_The input_
§ §

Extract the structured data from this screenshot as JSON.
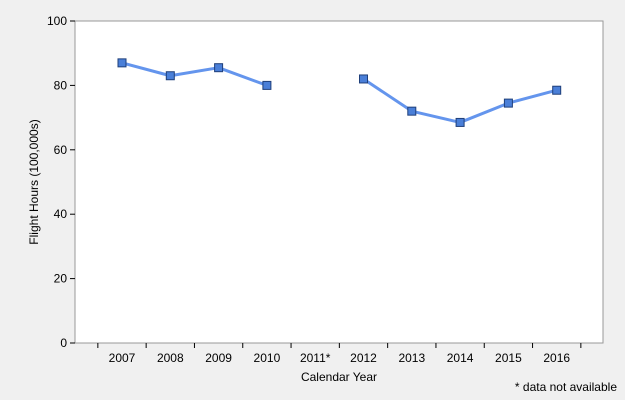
{
  "chart_data": {
    "type": "line",
    "title": "",
    "xlabel": "Calendar Year",
    "ylabel": "Flight Hours (100,000s)",
    "ylim": [
      0,
      100
    ],
    "yticks": [
      0,
      20,
      40,
      60,
      80,
      100
    ],
    "categories": [
      "2007",
      "2008",
      "2009",
      "2010",
      "2011*",
      "2012",
      "2013",
      "2014",
      "2015",
      "2016"
    ],
    "series": [
      {
        "values": [
          87,
          83,
          85.5,
          80,
          null,
          82,
          72,
          68.5,
          74.5,
          78.5
        ],
        "color": "#6495ed",
        "marker": "square",
        "marker_color": "#4a7fd8"
      }
    ],
    "grid": false,
    "legend": "none",
    "background": "#f0f0f0",
    "plot_background": "#ffffff"
  },
  "footnote": "* data not available"
}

§ §

_What you should do_
Drop the pictures and reproduce the rest of the entries above exactly.

_Task response_
Extract the structured data from this screenshot as JSON.
{
  "chart_data": {
    "type": "line",
    "title": "",
    "xlabel": "Calendar Year",
    "ylabel": "Flight Hours (100,000s)",
    "ylim": [
      0,
      100
    ],
    "yticks": [
      0,
      20,
      40,
      60,
      80,
      100
    ],
    "categories": [
      "2007",
      "2008",
      "2009",
      "2010",
      "2011*",
      "2012",
      "2013",
      "2014",
      "2015",
      "2016"
    ],
    "series": [
      {
        "values": [
          87,
          83,
          85.5,
          80,
          null,
          82,
          72,
          68.5,
          74.5,
          78.5
        ],
        "color": "#6495ed",
        "marker": "square",
        "marker_color": "#4a7fd8"
      }
    ],
    "grid": false,
    "legend": "none",
    "background": "#f0f0f0",
    "plot_background": "#ffffff"
  },
  "footnote": "* data not available"
}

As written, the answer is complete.